→ Requirements
Answer with nothing except the number of lines that contain the word "this".

→ Records for the task
:::

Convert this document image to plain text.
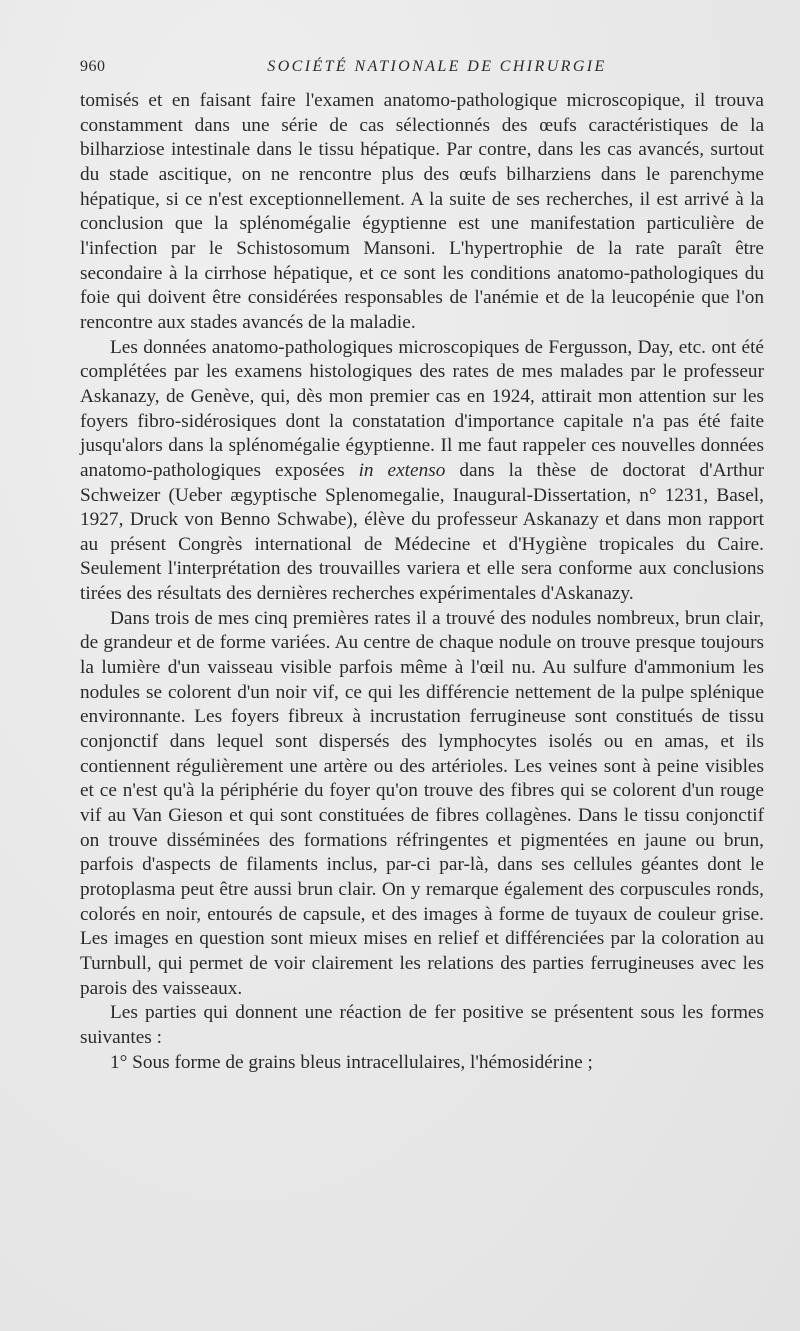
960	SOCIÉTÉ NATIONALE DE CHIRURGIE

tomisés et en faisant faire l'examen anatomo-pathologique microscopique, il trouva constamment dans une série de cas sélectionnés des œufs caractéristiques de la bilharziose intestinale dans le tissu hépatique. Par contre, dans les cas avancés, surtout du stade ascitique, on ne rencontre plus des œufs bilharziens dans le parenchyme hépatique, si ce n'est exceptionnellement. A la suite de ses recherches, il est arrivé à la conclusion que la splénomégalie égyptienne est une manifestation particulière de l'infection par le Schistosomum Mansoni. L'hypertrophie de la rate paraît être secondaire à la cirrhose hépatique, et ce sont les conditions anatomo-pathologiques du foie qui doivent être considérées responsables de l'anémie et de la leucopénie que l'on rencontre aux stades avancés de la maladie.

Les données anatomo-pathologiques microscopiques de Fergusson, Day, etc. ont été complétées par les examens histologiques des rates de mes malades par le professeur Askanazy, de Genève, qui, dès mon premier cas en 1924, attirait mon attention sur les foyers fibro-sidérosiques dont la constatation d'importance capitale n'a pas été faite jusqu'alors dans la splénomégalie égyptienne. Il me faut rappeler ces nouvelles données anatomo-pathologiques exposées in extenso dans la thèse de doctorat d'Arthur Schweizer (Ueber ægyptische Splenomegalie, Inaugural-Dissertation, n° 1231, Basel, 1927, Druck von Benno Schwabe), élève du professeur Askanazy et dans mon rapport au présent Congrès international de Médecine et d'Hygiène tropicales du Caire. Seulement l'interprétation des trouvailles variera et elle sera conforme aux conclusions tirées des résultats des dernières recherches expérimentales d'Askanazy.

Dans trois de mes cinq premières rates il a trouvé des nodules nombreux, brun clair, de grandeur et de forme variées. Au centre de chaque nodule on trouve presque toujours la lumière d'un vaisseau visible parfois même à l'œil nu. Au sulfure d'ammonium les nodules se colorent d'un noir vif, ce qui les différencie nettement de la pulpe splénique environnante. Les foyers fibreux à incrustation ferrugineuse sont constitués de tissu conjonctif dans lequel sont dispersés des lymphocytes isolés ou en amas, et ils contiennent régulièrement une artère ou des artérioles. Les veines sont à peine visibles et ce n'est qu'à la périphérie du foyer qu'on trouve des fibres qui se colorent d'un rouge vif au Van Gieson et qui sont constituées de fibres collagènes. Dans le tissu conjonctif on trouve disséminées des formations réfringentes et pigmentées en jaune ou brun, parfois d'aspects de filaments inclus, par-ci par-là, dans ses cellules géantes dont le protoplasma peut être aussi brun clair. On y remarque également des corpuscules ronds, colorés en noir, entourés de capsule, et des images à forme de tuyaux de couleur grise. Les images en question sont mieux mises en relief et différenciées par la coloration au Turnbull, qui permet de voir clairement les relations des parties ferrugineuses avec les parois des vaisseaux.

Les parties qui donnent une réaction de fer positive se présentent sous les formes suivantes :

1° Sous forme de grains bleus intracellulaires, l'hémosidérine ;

:::

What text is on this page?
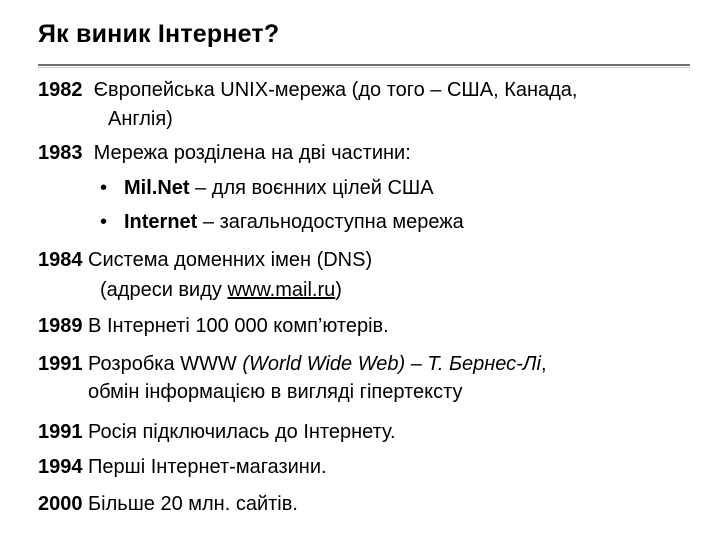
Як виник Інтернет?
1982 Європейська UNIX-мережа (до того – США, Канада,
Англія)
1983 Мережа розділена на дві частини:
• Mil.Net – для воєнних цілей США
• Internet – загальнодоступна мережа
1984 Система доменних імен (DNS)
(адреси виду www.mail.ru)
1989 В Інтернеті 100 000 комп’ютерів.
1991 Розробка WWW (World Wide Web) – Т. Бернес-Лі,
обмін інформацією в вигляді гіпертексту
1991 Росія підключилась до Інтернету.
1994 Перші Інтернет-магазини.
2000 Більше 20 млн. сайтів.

:::

→ Solution
2